§ DIRECTIONS FOR THIS TASK
Reproduce all of the data that follows, character for character.
::: DATASET RECORDS :::
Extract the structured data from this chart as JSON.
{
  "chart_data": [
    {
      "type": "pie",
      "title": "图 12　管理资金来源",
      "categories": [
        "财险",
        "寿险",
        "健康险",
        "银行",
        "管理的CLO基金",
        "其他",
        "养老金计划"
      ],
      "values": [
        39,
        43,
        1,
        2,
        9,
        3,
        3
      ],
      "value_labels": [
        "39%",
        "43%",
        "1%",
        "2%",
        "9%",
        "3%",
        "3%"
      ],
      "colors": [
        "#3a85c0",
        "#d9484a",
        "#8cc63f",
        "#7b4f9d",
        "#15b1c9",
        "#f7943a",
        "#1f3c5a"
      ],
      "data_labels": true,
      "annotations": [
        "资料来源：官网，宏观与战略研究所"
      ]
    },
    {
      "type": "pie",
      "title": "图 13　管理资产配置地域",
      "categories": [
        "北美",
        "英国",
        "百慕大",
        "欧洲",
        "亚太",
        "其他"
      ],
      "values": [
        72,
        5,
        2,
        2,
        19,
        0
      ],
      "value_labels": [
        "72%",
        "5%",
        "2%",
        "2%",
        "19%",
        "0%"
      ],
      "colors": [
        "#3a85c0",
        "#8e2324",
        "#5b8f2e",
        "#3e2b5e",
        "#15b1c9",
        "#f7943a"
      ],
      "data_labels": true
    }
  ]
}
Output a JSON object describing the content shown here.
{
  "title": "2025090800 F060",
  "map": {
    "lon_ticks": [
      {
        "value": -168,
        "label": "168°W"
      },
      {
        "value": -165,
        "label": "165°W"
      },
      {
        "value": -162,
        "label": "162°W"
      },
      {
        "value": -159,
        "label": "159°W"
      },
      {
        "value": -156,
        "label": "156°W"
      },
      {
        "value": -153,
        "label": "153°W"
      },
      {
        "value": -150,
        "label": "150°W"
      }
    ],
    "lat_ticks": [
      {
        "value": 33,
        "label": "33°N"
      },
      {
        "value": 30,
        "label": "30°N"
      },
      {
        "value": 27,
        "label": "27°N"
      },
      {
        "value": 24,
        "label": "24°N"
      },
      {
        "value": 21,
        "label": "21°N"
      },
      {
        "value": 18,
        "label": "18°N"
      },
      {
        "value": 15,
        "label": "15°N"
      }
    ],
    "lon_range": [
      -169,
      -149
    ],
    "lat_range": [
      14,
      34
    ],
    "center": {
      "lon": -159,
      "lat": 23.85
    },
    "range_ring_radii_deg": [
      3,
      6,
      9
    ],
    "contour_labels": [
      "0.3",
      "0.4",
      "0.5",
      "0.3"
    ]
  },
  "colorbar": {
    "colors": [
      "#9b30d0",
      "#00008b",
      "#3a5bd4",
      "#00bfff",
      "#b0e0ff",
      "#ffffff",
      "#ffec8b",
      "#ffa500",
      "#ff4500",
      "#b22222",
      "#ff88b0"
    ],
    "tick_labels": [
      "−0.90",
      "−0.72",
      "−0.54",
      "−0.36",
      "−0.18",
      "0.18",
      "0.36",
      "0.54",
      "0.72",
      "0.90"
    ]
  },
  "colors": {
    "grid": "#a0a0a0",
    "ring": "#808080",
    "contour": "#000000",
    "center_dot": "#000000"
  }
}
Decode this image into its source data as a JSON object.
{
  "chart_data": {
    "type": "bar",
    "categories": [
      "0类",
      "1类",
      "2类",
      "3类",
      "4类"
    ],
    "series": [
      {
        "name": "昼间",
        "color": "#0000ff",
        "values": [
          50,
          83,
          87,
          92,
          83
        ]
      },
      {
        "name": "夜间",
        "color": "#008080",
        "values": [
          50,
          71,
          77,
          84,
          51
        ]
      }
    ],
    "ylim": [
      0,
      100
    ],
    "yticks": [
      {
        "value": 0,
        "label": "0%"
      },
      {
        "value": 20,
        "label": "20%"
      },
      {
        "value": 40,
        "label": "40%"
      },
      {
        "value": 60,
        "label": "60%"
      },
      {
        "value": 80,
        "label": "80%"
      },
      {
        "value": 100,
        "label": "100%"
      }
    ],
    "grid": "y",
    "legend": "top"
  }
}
:::
§ ANSWER FOR THIS EXERCISE
Extract the structured data from this chart as JSON.
{
  "chart_data": [
    {
      "type": "pie",
      "title": "图 12　管理资金来源",
      "categories": [
        "财险",
        "寿险",
        "健康险",
        "银行",
        "管理的CLO基金",
        "其他",
        "养老金计划"
      ],
      "values": [
        39,
        43,
        1,
        2,
        9,
        3,
        3
      ],
      "value_labels": [
        "39%",
        "43%",
        "1%",
        "2%",
        "9%",
        "3%",
        "3%"
      ],
      "colors": [
        "#3a85c0",
        "#d9484a",
        "#8cc63f",
        "#7b4f9d",
        "#15b1c9",
        "#f7943a",
        "#1f3c5a"
      ],
      "data_labels": true,
      "annotations": [
        "资料来源：官网，宏观与战略研究所"
      ]
    },
    {
      "type": "pie",
      "title": "图 13　管理资产配置地域",
      "categories": [
        "北美",
        "英国",
        "百慕大",
        "欧洲",
        "亚太",
        "其他"
      ],
      "values": [
        72,
        5,
        2,
        2,
        19,
        0
      ],
      "value_labels": [
        "72%",
        "5%",
        "2%",
        "2%",
        "19%",
        "0%"
      ],
      "colors": [
        "#3a85c0",
        "#8e2324",
        "#5b8f2e",
        "#3e2b5e",
        "#15b1c9",
        "#f7943a"
      ],
      "data_labels": true
    }
  ]
}
Output a JSON object describing the content shown here.
{
  "title": "2025090800 F060",
  "map": {
    "lon_ticks": [
      {
        "value": -168,
        "label": "168°W"
      },
      {
        "value": -165,
        "label": "165°W"
      },
      {
        "value": -162,
        "label": "162°W"
      },
      {
        "value": -159,
        "label": "159°W"
      },
      {
        "value": -156,
        "label": "156°W"
      },
      {
        "value": -153,
        "label": "153°W"
      },
      {
        "value": -150,
        "label": "150°W"
      }
    ],
    "lat_ticks": [
      {
        "value": 33,
        "label": "33°N"
      },
      {
        "value": 30,
        "label": "30°N"
      },
      {
        "value": 27,
        "label": "27°N"
      },
      {
        "value": 24,
        "label": "24°N"
      },
      {
        "value": 21,
        "label": "21°N"
      },
      {
        "value": 18,
        "label": "18°N"
      },
      {
        "value": 15,
        "label": "15°N"
      }
    ],
    "lon_range": [
      -169,
      -149
    ],
    "lat_range": [
      14,
      34
    ],
    "center": {
      "lon": -159,
      "lat": 23.85
    },
    "range_ring_radii_deg": [
      3,
      6,
      9
    ],
    "contour_labels": [
      "0.3",
      "0.4",
      "0.5",
      "0.3"
    ]
  },
  "colorbar": {
    "colors": [
      "#9b30d0",
      "#00008b",
      "#3a5bd4",
      "#00bfff",
      "#b0e0ff",
      "#ffffff",
      "#ffec8b",
      "#ffa500",
      "#ff4500",
      "#b22222",
      "#ff88b0"
    ],
    "tick_labels": [
      "−0.90",
      "−0.72",
      "−0.54",
      "−0.36",
      "−0.18",
      "0.18",
      "0.36",
      "0.54",
      "0.72",
      "0.90"
    ]
  },
  "colors": {
    "grid": "#a0a0a0",
    "ring": "#808080",
    "contour": "#000000",
    "center_dot": "#000000"
  }
}
Decode this image into its source data as a JSON object.
{
  "chart_data": {
    "type": "bar",
    "categories": [
      "0类",
      "1类",
      "2类",
      "3类",
      "4类"
    ],
    "series": [
      {
        "name": "昼间",
        "color": "#0000ff",
        "values": [
          50,
          83,
          87,
          92,
          83
        ]
      },
      {
        "name": "夜间",
        "color": "#008080",
        "values": [
          50,
          71,
          77,
          84,
          51
        ]
      }
    ],
    "ylim": [
      0,
      100
    ],
    "yticks": [
      {
        "value": 0,
        "label": "0%"
      },
      {
        "value": 20,
        "label": "20%"
      },
      {
        "value": 40,
        "label": "40%"
      },
      {
        "value": 60,
        "label": "60%"
      },
      {
        "value": 80,
        "label": "80%"
      },
      {
        "value": 100,
        "label": "100%"
      }
    ],
    "grid": "y",
    "legend": "top"
  }
}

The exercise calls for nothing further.